Select all lines holding the word "định" from the entries that follow.

■ Collected data
::::::::::

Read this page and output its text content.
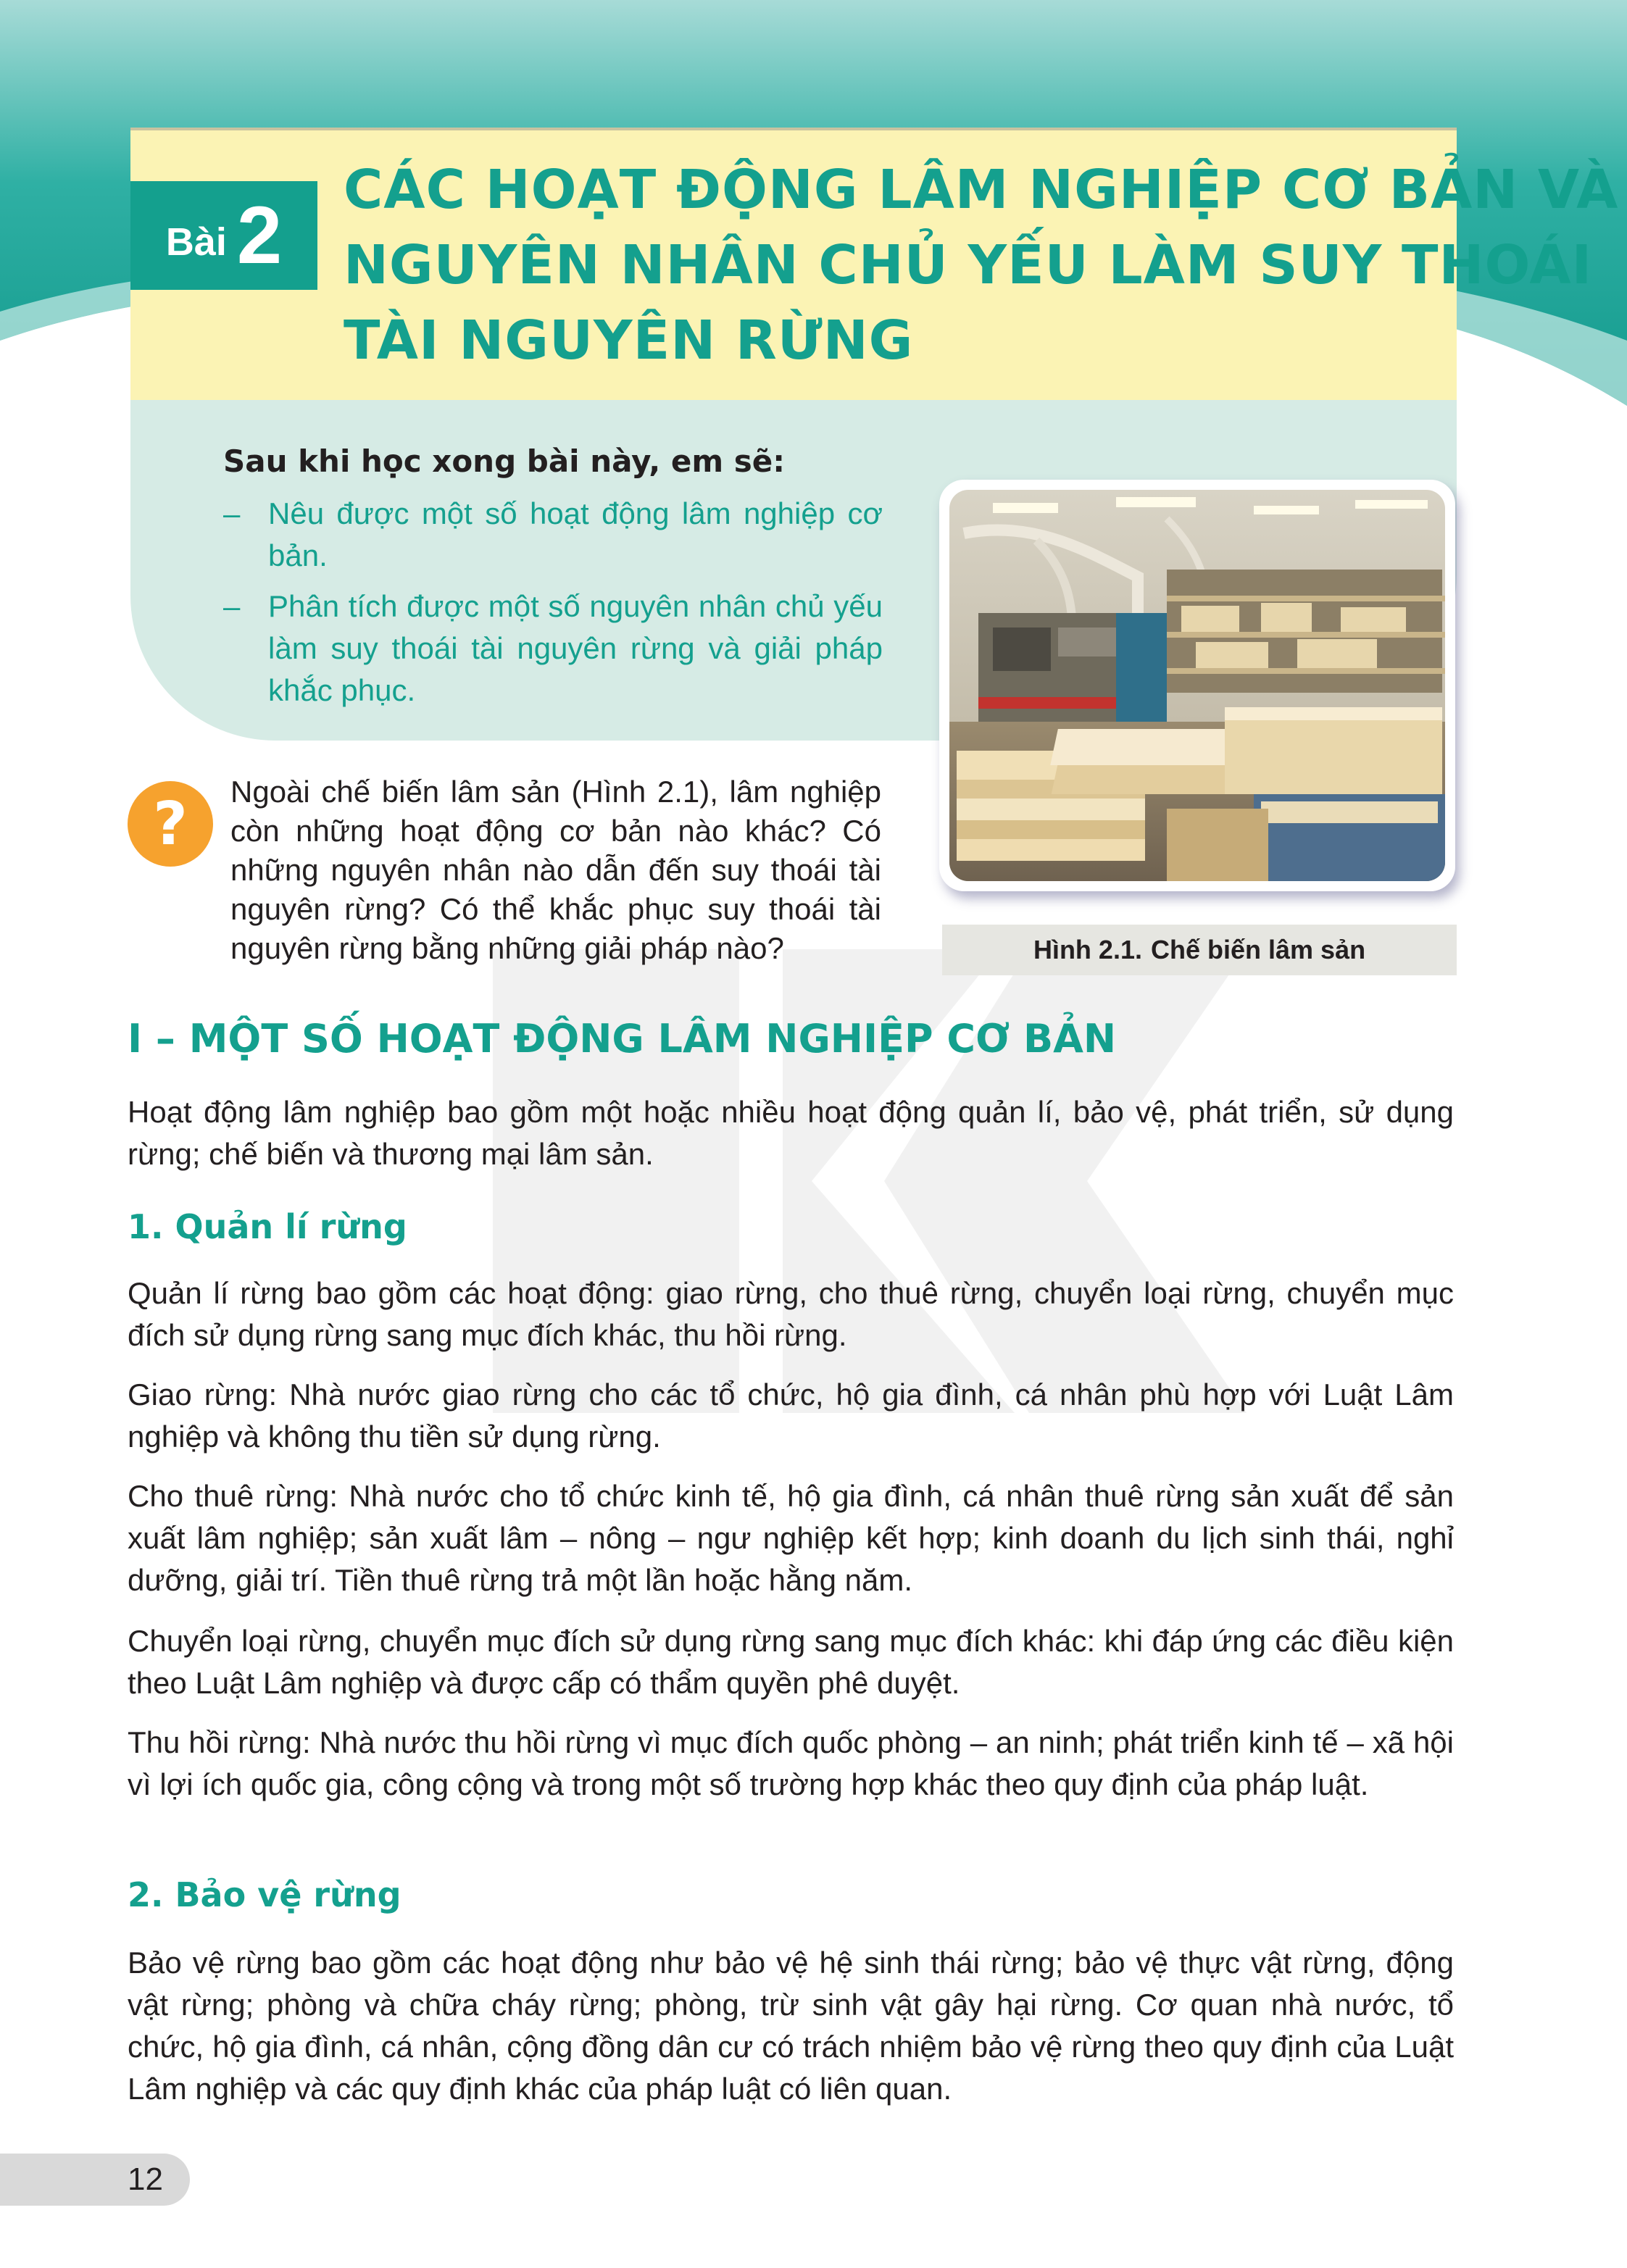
Bài 2 CÁC HOẠT ĐỘNG LÂM NGHIỆP CƠ BẢN VÀ
NGUYÊN NHÂN CHỦ YẾU LÀM SUY THOÁI
TÀI NGUYÊN RỪNG
Sau khi học xong bài này, em sẽ:
– Nêu được một số hoạt động lâm nghiệp cơ bản.
– Phân tích được một số nguyên nhân chủ yếu làm suy thoái tài nguyên rừng và giải pháp khắc phục.
?	Ngoài chế biến lâm sản (Hình 2.1), lâm nghiệp còn những hoạt động cơ bản nào khác? Có những nguyên nhân nào dẫn đến suy thoái tài nguyên rừng? Có thể khắc phục suy thoái tài nguyên rừng bằng những giải pháp nào?	Hình 2.1. Chế biến lâm sản
I – MỘT SỐ HOẠT ĐỘNG LÂM NGHIỆP CƠ BẢN

Hoạt động lâm nghiệp bao gồm một hoặc nhiều hoạt động quản lí, bảo vệ, phát triển, sử dụng rừng; chế biến và thương mại lâm sản.

1. Quản lí rừng

Quản lí rừng bao gồm các hoạt động: giao rừng, cho thuê rừng, chuyển loại rừng, chuyển mục đích sử dụng rừng sang mục đích khác, thu hồi rừng.

Giao rừng: Nhà nước giao rừng cho các tổ chức, hộ gia đình, cá nhân phù hợp với Luật Lâm nghiệp và không thu tiền sử dụng rừng.

Cho thuê rừng: Nhà nước cho tổ chức kinh tế, hộ gia đình, cá nhân thuê rừng sản xuất để sản xuất lâm nghiệp; sản xuất lâm – nông – ngư nghiệp kết hợp; kinh doanh du lịch sinh thái, nghỉ dưỡng, giải trí. Tiền thuê rừng trả một lần hoặc hằng năm.

Chuyển loại rừng, chuyển mục đích sử dụng rừng sang mục đích khác: khi đáp ứng các điều kiện theo Luật Lâm nghiệp và được cấp có thẩm quyền phê duyệt.

Thu hồi rừng: Nhà nước thu hồi rừng vì mục đích quốc phòng – an ninh; phát triển kinh tế – xã hội vì lợi ích quốc gia, công cộng và trong một số trường hợp khác theo quy định của pháp luật.

2. Bảo vệ rừng

Bảo vệ rừng bao gồm các hoạt động như bảo vệ hệ sinh thái rừng; bảo vệ thực vật rừng, động vật rừng; phòng và chữa cháy rừng; phòng, trừ sinh vật gây hại rừng. Cơ quan nhà nước, tổ chức, hộ gia đình, cá nhân, cộng đồng dân cư có trách nhiệm bảo vệ rừng theo quy định của Luật Lâm nghiệp và các quy định khác của pháp luật có liên quan.

12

::::::::::

■ EXERCISE SOLUTION
Thu hồi rừng: Nhà nước thu hồi rừng vì mục đích quốc phòng – an ninh; phát triển kinh tế – xã hội vì lợi ích quốc gia, công cộng và trong một số trường hợp khác theo quy định của pháp luật.
Bảo vệ rừng bao gồm các hoạt động như bảo vệ hệ sinh thái rừng; bảo vệ thực vật rừng, động vật rừng; phòng và chữa cháy rừng; phòng, trừ sinh vật gây hại rừng. Cơ quan nhà nước, tổ chức, hộ gia đình, cá nhân, cộng đồng dân cư có trách nhiệm bảo vệ rừng theo quy định của Luật Lâm nghiệp và các quy định khác của pháp luật có liên quan.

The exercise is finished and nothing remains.